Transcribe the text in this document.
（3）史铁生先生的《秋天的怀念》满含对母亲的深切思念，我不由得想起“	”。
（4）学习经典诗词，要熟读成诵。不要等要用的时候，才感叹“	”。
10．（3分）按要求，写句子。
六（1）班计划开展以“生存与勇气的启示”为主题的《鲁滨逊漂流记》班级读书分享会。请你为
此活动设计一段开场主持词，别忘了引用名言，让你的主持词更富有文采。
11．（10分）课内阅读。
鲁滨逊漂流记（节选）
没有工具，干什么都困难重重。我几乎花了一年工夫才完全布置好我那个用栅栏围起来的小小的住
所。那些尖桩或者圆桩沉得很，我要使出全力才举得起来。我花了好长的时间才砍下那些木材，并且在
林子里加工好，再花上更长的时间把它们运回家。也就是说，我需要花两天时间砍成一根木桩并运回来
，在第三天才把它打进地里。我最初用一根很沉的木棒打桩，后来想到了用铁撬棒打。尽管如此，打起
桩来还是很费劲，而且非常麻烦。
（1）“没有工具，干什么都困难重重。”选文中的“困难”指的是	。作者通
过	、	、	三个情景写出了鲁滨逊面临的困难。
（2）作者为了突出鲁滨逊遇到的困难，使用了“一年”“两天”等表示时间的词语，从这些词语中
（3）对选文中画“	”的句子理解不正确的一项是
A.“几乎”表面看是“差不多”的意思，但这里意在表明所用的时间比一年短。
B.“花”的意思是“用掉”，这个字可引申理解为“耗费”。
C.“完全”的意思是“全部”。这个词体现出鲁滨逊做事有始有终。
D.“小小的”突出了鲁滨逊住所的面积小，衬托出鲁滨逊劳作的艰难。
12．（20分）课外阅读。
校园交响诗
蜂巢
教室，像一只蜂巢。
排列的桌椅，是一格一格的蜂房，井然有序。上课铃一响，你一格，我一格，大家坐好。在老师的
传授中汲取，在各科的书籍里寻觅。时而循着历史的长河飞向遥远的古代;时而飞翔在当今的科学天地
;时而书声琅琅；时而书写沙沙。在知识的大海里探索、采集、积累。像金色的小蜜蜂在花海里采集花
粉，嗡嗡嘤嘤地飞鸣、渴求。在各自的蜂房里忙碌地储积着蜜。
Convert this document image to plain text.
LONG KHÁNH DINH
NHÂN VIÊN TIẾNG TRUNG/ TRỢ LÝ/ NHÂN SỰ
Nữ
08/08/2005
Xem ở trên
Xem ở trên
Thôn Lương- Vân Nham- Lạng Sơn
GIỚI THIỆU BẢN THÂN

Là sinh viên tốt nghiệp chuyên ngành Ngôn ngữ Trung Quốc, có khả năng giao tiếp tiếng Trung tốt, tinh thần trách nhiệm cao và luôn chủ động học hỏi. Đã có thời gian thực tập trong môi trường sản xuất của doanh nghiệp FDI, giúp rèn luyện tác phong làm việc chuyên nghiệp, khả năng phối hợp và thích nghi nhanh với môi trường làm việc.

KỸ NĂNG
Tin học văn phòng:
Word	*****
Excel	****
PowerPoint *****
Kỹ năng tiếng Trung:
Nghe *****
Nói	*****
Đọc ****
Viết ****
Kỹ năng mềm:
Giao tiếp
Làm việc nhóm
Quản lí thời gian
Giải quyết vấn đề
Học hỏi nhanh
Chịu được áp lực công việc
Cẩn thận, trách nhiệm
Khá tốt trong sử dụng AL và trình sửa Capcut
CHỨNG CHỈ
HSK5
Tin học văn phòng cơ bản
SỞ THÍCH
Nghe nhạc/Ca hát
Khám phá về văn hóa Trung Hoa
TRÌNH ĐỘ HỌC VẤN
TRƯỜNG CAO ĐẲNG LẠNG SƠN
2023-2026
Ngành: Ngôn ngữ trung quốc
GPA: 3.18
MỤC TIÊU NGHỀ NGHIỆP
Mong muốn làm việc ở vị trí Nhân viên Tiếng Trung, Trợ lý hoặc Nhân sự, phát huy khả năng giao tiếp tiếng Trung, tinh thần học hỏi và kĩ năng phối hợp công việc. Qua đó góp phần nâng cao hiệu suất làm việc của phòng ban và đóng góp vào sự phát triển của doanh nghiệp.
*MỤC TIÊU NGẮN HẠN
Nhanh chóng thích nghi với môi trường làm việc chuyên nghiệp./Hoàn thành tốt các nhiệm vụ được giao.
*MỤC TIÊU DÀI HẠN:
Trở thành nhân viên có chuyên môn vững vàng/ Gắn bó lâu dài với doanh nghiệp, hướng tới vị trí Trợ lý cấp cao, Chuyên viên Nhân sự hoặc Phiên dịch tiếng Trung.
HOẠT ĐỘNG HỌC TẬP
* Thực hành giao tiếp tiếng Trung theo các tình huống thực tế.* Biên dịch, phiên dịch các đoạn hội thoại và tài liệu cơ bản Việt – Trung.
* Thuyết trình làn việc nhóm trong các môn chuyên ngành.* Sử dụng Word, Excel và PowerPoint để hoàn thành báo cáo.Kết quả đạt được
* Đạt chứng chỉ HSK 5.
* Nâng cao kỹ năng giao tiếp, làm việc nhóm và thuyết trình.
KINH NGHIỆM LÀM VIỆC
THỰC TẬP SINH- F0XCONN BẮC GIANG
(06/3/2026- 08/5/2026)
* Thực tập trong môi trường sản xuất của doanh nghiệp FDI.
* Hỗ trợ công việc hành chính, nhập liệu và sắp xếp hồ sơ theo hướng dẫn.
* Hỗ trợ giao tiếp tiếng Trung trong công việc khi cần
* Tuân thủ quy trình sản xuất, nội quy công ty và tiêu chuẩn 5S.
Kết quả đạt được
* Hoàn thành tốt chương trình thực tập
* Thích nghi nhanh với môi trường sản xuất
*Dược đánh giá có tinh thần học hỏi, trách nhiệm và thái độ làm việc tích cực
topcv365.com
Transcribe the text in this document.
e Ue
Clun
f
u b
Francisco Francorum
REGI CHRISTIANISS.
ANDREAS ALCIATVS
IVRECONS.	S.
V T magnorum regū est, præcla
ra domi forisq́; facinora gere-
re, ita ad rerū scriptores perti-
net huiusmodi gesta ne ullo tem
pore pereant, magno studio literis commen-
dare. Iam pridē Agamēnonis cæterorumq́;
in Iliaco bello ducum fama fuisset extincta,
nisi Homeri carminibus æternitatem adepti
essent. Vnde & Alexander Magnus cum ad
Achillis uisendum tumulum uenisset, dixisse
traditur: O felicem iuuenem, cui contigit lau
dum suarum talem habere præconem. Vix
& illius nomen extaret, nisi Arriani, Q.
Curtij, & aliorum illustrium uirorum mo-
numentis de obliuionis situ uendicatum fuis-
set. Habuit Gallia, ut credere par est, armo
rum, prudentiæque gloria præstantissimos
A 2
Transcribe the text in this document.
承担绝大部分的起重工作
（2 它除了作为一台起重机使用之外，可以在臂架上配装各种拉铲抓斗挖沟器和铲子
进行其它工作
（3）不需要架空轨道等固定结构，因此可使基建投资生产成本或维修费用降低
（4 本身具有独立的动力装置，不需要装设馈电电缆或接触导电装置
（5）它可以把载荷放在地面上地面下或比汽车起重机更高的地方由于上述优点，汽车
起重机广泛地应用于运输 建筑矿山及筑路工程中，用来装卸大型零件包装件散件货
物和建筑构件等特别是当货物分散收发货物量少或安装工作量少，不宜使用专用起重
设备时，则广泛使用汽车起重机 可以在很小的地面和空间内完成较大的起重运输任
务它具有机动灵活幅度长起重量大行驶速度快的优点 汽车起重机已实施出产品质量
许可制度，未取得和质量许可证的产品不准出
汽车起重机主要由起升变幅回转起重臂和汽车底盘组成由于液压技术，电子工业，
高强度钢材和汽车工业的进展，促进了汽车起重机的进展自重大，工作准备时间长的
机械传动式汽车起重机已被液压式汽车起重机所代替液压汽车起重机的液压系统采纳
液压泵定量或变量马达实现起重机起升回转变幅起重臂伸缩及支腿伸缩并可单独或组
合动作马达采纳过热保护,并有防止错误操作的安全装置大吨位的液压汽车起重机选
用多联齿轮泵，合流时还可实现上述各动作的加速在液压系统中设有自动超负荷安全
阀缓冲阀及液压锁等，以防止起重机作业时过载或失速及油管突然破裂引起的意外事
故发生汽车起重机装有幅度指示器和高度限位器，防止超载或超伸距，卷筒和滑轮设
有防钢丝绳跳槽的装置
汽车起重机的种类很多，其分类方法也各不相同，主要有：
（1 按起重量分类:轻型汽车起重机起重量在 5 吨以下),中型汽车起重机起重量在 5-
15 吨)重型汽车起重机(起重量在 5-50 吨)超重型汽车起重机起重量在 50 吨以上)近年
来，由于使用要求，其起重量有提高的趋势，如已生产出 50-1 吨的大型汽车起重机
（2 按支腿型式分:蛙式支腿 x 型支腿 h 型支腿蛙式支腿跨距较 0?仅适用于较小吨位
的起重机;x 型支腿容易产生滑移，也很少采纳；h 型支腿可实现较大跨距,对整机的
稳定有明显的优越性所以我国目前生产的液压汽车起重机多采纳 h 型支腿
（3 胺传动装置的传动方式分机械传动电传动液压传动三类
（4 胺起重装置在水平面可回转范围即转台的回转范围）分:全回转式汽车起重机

--*--

### TASK REQUIREMENTS
Search the records for the string "dụng" and return every line in which it occurs.

### EXERCISE RESULT
Khá tốt trong sử dụng AL và trình sửa Capcut
* Thuyết trình làn việc nhóm trong các môn chuyên ngành.* Sử dụng Word, Excel và PowerPoint để hoàn thành báo cáo.Kết quả đạt được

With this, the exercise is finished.